• **Dataset excerpts**
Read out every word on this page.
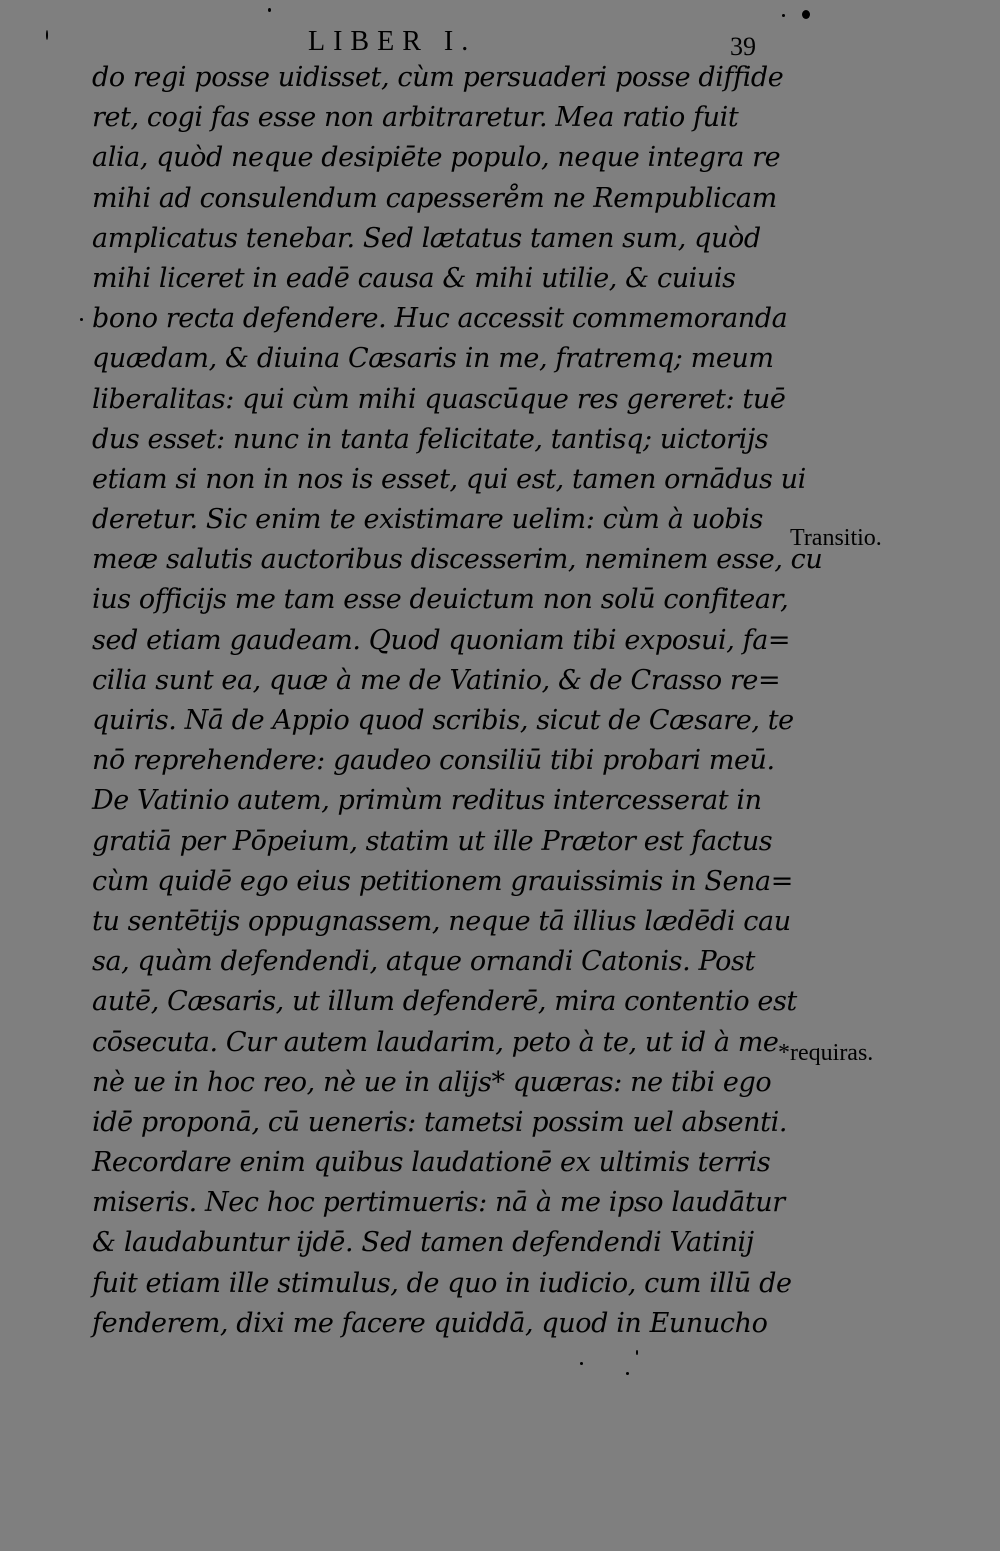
LIBER I.	39
do regi posse uidisset, cùm persuaderi posse diffide
ret, cogi fas esse non arbitraretur. Mea ratio fuit
alia, quòd neque desipiēte populo, neque integra re
mihi ad consulendum capessere̊m ne Rempublicam
amplicatus tenebar. Sed lætatus tamen sum, quòd
mihi liceret in eadē causa & mihi utilie, & cuiuis
bono recta defendere. Huc accessit commemoranda
quædam, & diuina Cæsaris in me, fratremq; meum
liberalitas: qui cùm mihi quascūque res gereret: tuē
dus esset: nunc in tanta felicitate, tantisq; uictorijs
etiam si non in nos is esset, qui est, tamen ornādus ui
deretur. Sic enim te existimare uelim: cùm à uobis
meæ salutis auctoribus discesserim, neminem esse, cu
ius officijs me tam esse deuictum non solū confitear,
sed etiam gaudeam. Quod quoniam tibi exposui, fa=
cilia sunt ea, quæ à me de Vatinio, & de Crasso re=
quiris. Nā de Appio quod scribis, sicut de Cæsare, te
nō reprehendere: gaudeo consiliū tibi probari meū.
De Vatinio autem, primùm reditus intercesserat in
gratiā per Pōpeium, statim ut ille Prætor est factus
cùm quidē ego eius petitionem grauissimis in Sena=
tu sentētijs oppugnassem, neque tā illius lædēdi cau
sa, quàm defendendi, atque ornandi Catonis. Post
autē, Cæsaris, ut illum defenderē, mira contentio est
cōsecuta. Cur autem laudarim, peto à te, ut id à me
nè ue in hoc reo, nè ue in alijs* quæras: ne tibi ego
idē proponā, cū ueneris: tametsi possim uel absenti.
Recordare enim quibus laudationē ex ultimis terris
miseris. Nec hoc pertimueris: nā à me ipso laudātur
& laudabuntur ijdē. Sed tamen defendendi Vatinij
fuit etiam ille stimulus, de quo in iudicio, cum illū de
fenderem, dixi me facere quiddā, quod in Eunucho
Transitio.
*requiras.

• **Exercise task**
Print the listing above in full, exactly as written. Omit any pictures.

• **Solution**
Read out every word on this page.
LIBER I.	39
do regi posse uidisset, cùm persuaderi posse diffide
ret, cogi fas esse non arbitraretur. Mea ratio fuit
alia, quòd neque desipiēte populo, neque integra re
mihi ad consulendum capessere̊m ne Rempublicam
amplicatus tenebar. Sed lætatus tamen sum, quòd
mihi liceret in eadē causa & mihi utilie, & cuiuis
bono recta defendere. Huc accessit commemoranda
quædam, & diuina Cæsaris in me, fratremq; meum
liberalitas: qui cùm mihi quascūque res gereret: tuē
dus esset: nunc in tanta felicitate, tantisq; uictorijs
etiam si non in nos is esset, qui est, tamen ornādus ui
deretur. Sic enim te existimare uelim: cùm à uobis
meæ salutis auctoribus discesserim, neminem esse, cu
ius officijs me tam esse deuictum non solū confitear,
sed etiam gaudeam. Quod quoniam tibi exposui, fa=
cilia sunt ea, quæ à me de Vatinio, & de Crasso re=
quiris. Nā de Appio quod scribis, sicut de Cæsare, te
nō reprehendere: gaudeo consiliū tibi probari meū.
De Vatinio autem, primùm reditus intercesserat in
gratiā per Pōpeium, statim ut ille Prætor est factus
cùm quidē ego eius petitionem grauissimis in Sena=
tu sentētijs oppugnassem, neque tā illius lædēdi cau
sa, quàm defendendi, atque ornandi Catonis. Post
autē, Cæsaris, ut illum defenderē, mira contentio est
cōsecuta. Cur autem laudarim, peto à te, ut id à me
nè ue in hoc reo, nè ue in alijs* quæras: ne tibi ego
idē proponā, cū ueneris: tametsi possim uel absenti.
Recordare enim quibus laudationē ex ultimis terris
miseris. Nec hoc pertimueris: nā à me ipso laudātur
& laudabuntur ijdē. Sed tamen defendendi Vatinij
fuit etiam ille stimulus, de quo in iudicio, cum illū de
fenderem, dixi me facere quiddā, quod in Eunucho
Transitio.
*requiras.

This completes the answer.